**What to do**
Locate all lines with the word "name". Copy them.

**Data to use**
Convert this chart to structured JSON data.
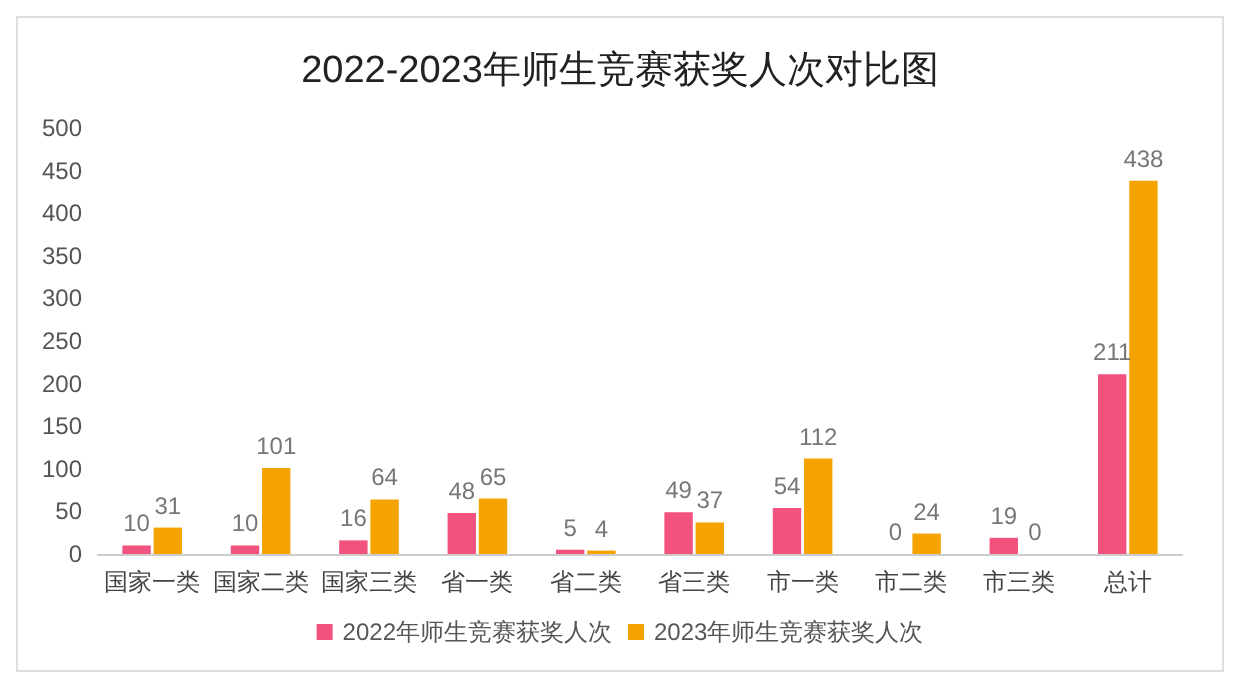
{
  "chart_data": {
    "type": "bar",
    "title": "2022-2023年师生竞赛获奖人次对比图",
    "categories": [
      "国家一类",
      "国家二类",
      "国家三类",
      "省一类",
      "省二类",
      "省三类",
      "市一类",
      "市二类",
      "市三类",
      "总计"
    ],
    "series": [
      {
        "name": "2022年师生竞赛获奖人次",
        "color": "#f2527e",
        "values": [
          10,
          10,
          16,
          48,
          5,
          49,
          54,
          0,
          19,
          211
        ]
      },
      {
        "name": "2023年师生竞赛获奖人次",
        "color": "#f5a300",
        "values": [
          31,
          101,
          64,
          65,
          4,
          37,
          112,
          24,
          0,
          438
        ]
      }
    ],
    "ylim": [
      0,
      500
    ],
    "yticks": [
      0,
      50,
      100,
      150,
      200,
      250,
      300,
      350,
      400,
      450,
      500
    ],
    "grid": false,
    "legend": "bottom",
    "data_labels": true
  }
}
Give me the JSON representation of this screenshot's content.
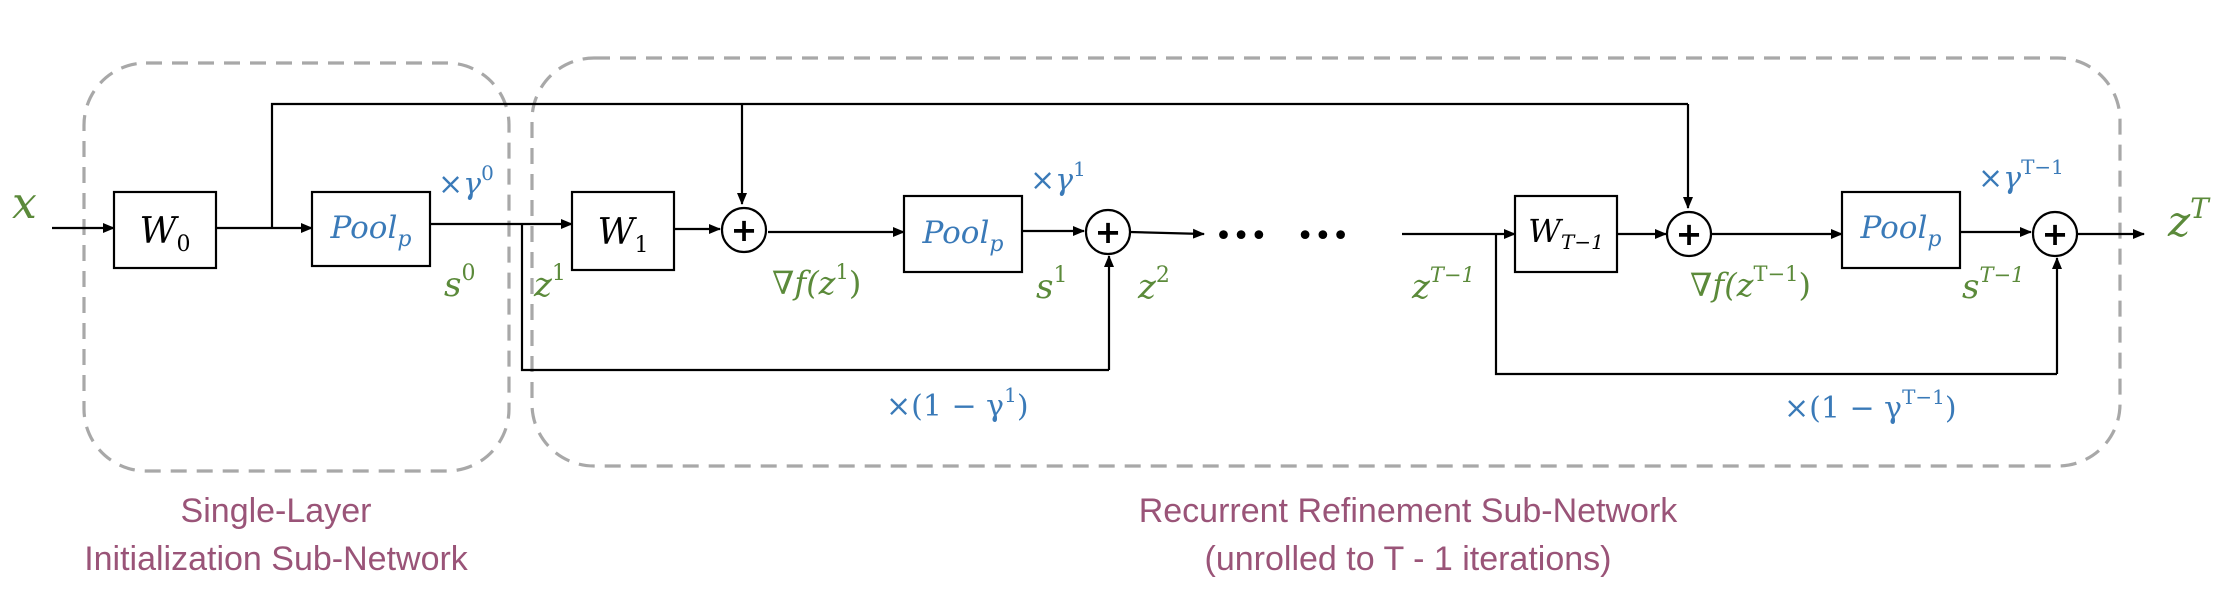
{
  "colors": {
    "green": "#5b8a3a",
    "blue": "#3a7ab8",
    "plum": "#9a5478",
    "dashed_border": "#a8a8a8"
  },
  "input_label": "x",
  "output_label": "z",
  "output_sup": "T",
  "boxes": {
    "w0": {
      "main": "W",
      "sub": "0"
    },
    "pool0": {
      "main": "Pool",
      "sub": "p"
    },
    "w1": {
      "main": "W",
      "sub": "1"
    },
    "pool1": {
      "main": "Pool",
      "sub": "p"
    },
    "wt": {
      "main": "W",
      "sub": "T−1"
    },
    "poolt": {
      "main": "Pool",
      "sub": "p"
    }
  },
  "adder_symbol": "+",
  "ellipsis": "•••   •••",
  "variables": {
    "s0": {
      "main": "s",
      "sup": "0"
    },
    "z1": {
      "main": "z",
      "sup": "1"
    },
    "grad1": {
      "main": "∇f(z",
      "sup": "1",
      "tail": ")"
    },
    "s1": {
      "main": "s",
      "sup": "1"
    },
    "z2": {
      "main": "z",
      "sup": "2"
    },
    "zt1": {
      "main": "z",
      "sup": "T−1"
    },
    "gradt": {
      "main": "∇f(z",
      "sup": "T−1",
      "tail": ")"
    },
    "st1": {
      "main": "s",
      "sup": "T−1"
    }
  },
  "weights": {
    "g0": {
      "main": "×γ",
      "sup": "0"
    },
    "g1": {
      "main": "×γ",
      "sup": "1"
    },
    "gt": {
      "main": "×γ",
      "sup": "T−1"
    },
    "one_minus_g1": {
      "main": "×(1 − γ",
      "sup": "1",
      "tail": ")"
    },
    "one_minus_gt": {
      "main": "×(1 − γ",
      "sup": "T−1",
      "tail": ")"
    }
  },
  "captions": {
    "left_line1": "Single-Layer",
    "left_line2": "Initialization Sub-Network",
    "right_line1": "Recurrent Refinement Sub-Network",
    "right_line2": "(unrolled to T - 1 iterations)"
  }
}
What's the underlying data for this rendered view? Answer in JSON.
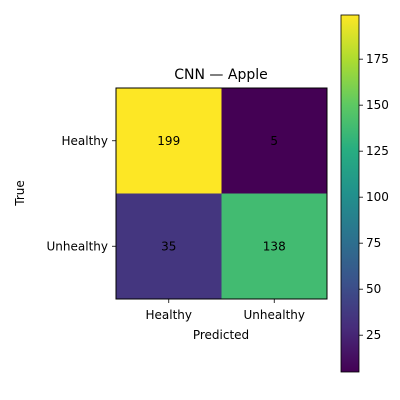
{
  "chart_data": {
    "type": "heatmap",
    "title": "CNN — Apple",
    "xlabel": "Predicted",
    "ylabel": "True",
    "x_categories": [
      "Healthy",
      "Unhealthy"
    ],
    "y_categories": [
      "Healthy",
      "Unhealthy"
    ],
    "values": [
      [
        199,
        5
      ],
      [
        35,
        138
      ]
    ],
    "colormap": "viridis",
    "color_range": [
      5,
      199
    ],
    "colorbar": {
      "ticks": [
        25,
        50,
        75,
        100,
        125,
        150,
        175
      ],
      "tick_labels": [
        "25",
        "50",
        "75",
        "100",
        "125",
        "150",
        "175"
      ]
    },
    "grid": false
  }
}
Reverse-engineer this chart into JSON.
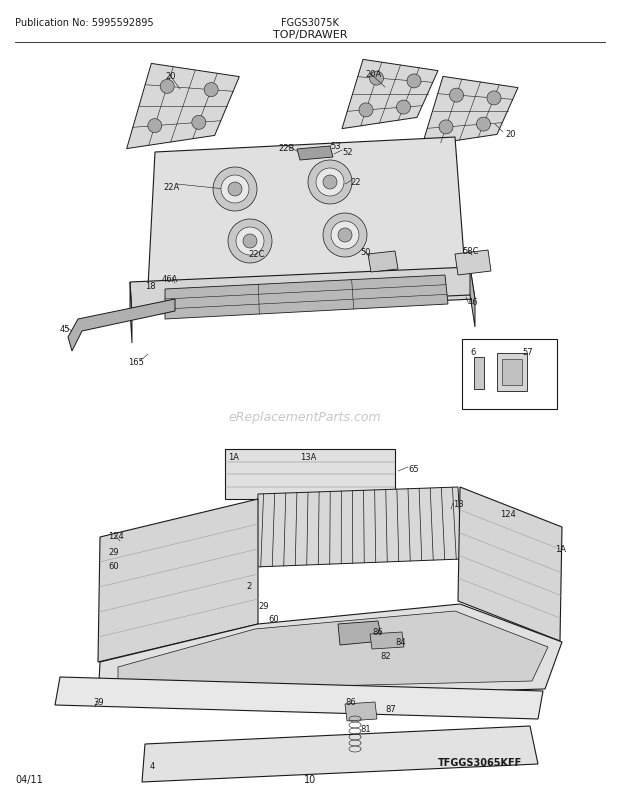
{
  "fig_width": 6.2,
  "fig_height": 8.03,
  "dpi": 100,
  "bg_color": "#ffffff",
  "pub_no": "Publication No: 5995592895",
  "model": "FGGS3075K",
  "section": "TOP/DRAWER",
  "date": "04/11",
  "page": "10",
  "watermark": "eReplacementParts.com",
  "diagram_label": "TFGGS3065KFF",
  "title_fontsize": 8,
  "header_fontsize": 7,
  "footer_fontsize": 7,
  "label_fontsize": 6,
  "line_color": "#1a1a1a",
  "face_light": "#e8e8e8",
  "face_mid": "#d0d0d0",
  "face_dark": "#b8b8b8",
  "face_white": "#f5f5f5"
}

**Response for this exercise**
        "name": "2022年师生竞赛获奖人次",
        "name": "2023年师生竞赛获奖人次",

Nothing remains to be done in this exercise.